## Exercise goal:
Skip all pictures, then print the remaining material exactly.

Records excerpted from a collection

########################################

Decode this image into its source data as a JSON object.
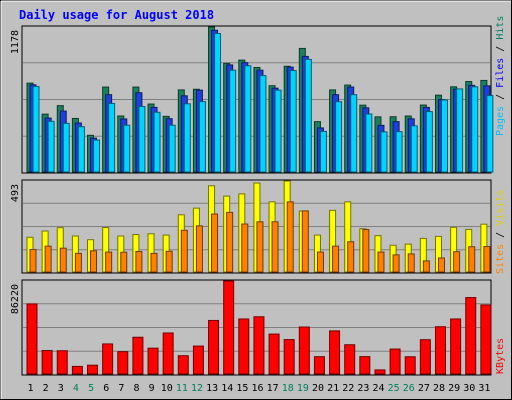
{
  "chart_data": {
    "type": "bar",
    "title": "Daily usage for August 2018",
    "days": [
      "1",
      "2",
      "3",
      "4",
      "5",
      "6",
      "7",
      "8",
      "9",
      "10",
      "11",
      "12",
      "13",
      "14",
      "15",
      "16",
      "17",
      "18",
      "19",
      "20",
      "21",
      "22",
      "23",
      "24",
      "25",
      "26",
      "27",
      "28",
      "29",
      "30",
      "31"
    ],
    "weekend_days": [
      "4",
      "5",
      "11",
      "12",
      "18",
      "19",
      "25",
      "26"
    ],
    "panels": {
      "hits_files_pages": {
        "max_label": "1178",
        "ylim": [
          0,
          1178
        ],
        "series": [
          {
            "name": "Hits",
            "color": "#1a8060",
            "values": [
              722,
              470,
              539,
              435,
              298,
              690,
              455,
              690,
              552,
              452,
              667,
              672,
              1178,
              883,
              909,
              849,
              701,
              859,
              1004,
              409,
              667,
              706,
              543,
              448,
              449,
              455,
              544,
              624,
              692,
              735,
              744
            ]
          },
          {
            "name": "Files",
            "color": "#1d3fdb",
            "values": [
              708,
              438,
              495,
              398,
              275,
              628,
              431,
              644,
              525,
              433,
              619,
              665,
              1151,
              870,
              888,
              827,
              681,
              852,
              939,
              358,
              628,
              690,
              521,
              379,
              409,
              432,
              525,
              588,
              673,
              704,
              700
            ]
          },
          {
            "name": "Pages",
            "color": "#00d4ff",
            "values": [
              694,
              412,
              395,
              368,
              260,
              557,
              380,
              532,
              485,
              380,
              554,
              572,
              1125,
              827,
              863,
              783,
              665,
              824,
              915,
              330,
              571,
              628,
              471,
              326,
              328,
              375,
              491,
              585,
              675,
              692,
              621
            ]
          }
        ]
      },
      "sites_visits": {
        "max_label": "493",
        "ylim": [
          0,
          493
        ],
        "series": [
          {
            "name": "Visits",
            "color": "#ffff00",
            "values": [
              188,
              222,
              240,
              195,
              175,
              241,
              195,
              203,
              207,
              200,
              310,
              346,
              467,
              411,
              423,
              482,
              380,
              493,
              330,
              200,
              334,
              380,
              234,
              197,
              145,
              151,
              182,
              193,
              242,
              231,
              259
            ]
          },
          {
            "name": "Sites",
            "color": "#ff8000",
            "values": [
              122,
              140,
              129,
              101,
              115,
              108,
              107,
              111,
              101,
              112,
              226,
              250,
              314,
              323,
              260,
              272,
              272,
              380,
              331,
              108,
              140,
              164,
              230,
              108,
              93,
              98,
              60,
              76,
              110,
              137,
              138
            ]
          }
        ]
      },
      "kbytes": {
        "max_label": "86220",
        "ylim": [
          0,
          86220
        ],
        "series": [
          {
            "name": "KBytes",
            "color": "#ff0000",
            "values": [
              64934,
              21795,
              21584,
              7023,
              8166,
              27868,
              20700,
              34063,
              23942,
              38041,
              16955,
              25892,
              49637,
              86220,
              51026,
              53069,
              37017,
              31906,
              43564,
              16052,
              39981,
              27127,
              16107,
              3800,
              23130,
              15979,
              31787,
              43838,
              51028,
              70859,
              64022
            ]
          }
        ]
      }
    },
    "legend_right": [
      {
        "text": "Hits",
        "color": "#00805c"
      },
      {
        "text": "Files",
        "color": "#0000ff"
      },
      {
        "text": "Pages",
        "color": "#00c0ff"
      },
      {
        "text": "Visits",
        "color": "#e0d000"
      },
      {
        "text": "Sites",
        "color": "#ff8000"
      },
      {
        "text": "KBytes",
        "color": "#ff0000"
      }
    ],
    "colors": {
      "background": "#c0c0c0",
      "plot": "#c0c0c0",
      "title": "#0000ff",
      "weekday_label": "#000000",
      "weekend_label": "#00805c"
    }
  }
}
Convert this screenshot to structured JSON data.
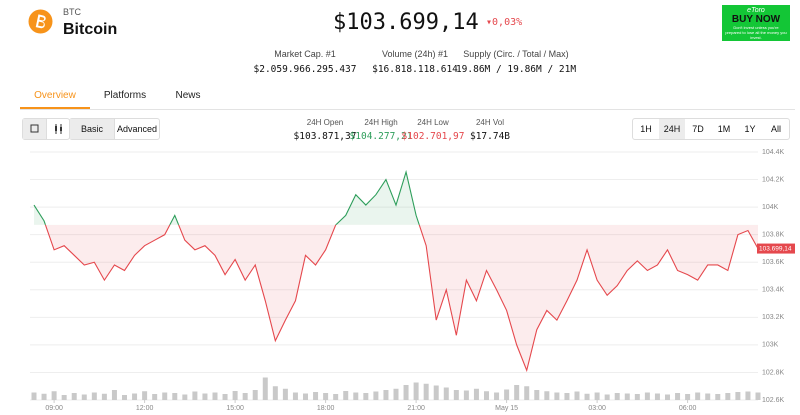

########################################

## Correct response:
Decode this image into its source data as a JSON object.
{
  "chart_data": {
    "type": "bar",
    "title": "Daily usage for August 2018",
    "days": [
      "1",
      "2",
      "3",
      "4",
      "5",
      "6",
      "7",
      "8",
      "9",
      "10",
      "11",
      "12",
      "13",
      "14",
      "15",
      "16",
      "17",
      "18",
      "19",
      "20",
      "21",
      "22",
      "23",
      "24",
      "25",
      "26",
      "27",
      "28",
      "29",
      "30",
      "31"
    ],
    "weekend_days": [
      "4",
      "5",
      "11",
      "12",
      "18",
      "19",
      "25",
      "26"
    ],
    "panels": {
      "hits_files_pages": {
        "max_label": "1178",
        "ylim": [
          0,
          1178
        ],
        "series": [
          {
            "name": "Hits",
            "color": "#1a8060",
            "values": [
              722,
              470,
              539,
              435,
              298,
              690,
              455,
              690,
              552,
              452,
              667,
              672,
              1178,
              883,
              909,
              849,
              701,
              859,
              1004,
              409,
              667,
              706,
              543,
              448,
              449,
              455,
              544,
              624,
              692,
              735,
              744
            ]
          },
          {
            "name": "Files",
            "color": "#1d3fdb",
            "values": [
              708,
              438,
              495,
              398,
              275,
              628,
              431,
              644,
              525,
              433,
              619,
              665,
              1151,
              870,
              888,
              827,
              681,
              852,
              939,
              358,
              628,
              690,
              521,
              379,
              409,
              432,
              525,
              588,
              673,
              704,
              700
            ]
          },
          {
            "name": "Pages",
            "color": "#00d4ff",
            "values": [
              694,
              412,
              395,
              368,
              260,
              557,
              380,
              532,
              485,
              380,
              554,
              572,
              1125,
              827,
              863,
              783,
              665,
              824,
              915,
              330,
              571,
              628,
              471,
              326,
              328,
              375,
              491,
              585,
              675,
              692,
              621
            ]
          }
        ]
      },
      "sites_visits": {
        "max_label": "493",
        "ylim": [
          0,
          493
        ],
        "series": [
          {
            "name": "Visits",
            "color": "#ffff00",
            "values": [
              188,
              222,
              240,
              195,
              175,
              241,
              195,
              203,
              207,
              200,
              310,
              346,
              467,
              411,
              423,
              482,
              380,
              493,
              330,
              200,
              334,
              380,
              234,
              197,
              145,
              151,
              182,
              193,
              242,
              231,
              259
            ]
          },
          {
            "name": "Sites",
            "color": "#ff8000",
            "values": [
              122,
              140,
              129,
              101,
              115,
              108,
              107,
              111,
              101,
              112,
              226,
              250,
              314,
              323,
              260,
              272,
              272,
              380,
              331,
              108,
              140,
              164,
              230,
              108,
              93,
              98,
              60,
              76,
              110,
              137,
              138
            ]
          }
        ]
      },
      "kbytes": {
        "max_label": "86220",
        "ylim": [
          0,
          86220
        ],
        "series": [
          {
            "name": "KBytes",
            "color": "#ff0000",
            "values": [
              64934,
              21795,
              21584,
              7023,
              8166,
              27868,
              20700,
              34063,
              23942,
              38041,
              16955,
              25892,
              49637,
              86220,
              51026,
              53069,
              37017,
              31906,
              43564,
              16052,
              39981,
              27127,
              16107,
              3800,
              23130,
              15979,
              31787,
              43838,
              51028,
              70859,
              64022
            ]
          }
        ]
      }
    },
    "legend_right": [
      {
        "text": "Hits",
        "color": "#00805c"
      },
      {
        "text": "Files",
        "color": "#0000ff"
      },
      {
        "text": "Pages",
        "color": "#00c0ff"
      },
      {
        "text": "Visits",
        "color": "#e0d000"
      },
      {
        "text": "Sites",
        "color": "#ff8000"
      },
      {
        "text": "KBytes",
        "color": "#ff0000"
      }
    ],
    "colors": {
      "background": "#c0c0c0",
      "plot": "#c0c0c0",
      "title": "#0000ff",
      "weekday_label": "#000000",
      "weekend_label": "#00805c"
    }
  }
}
Convert this screenshot to structured JSON data.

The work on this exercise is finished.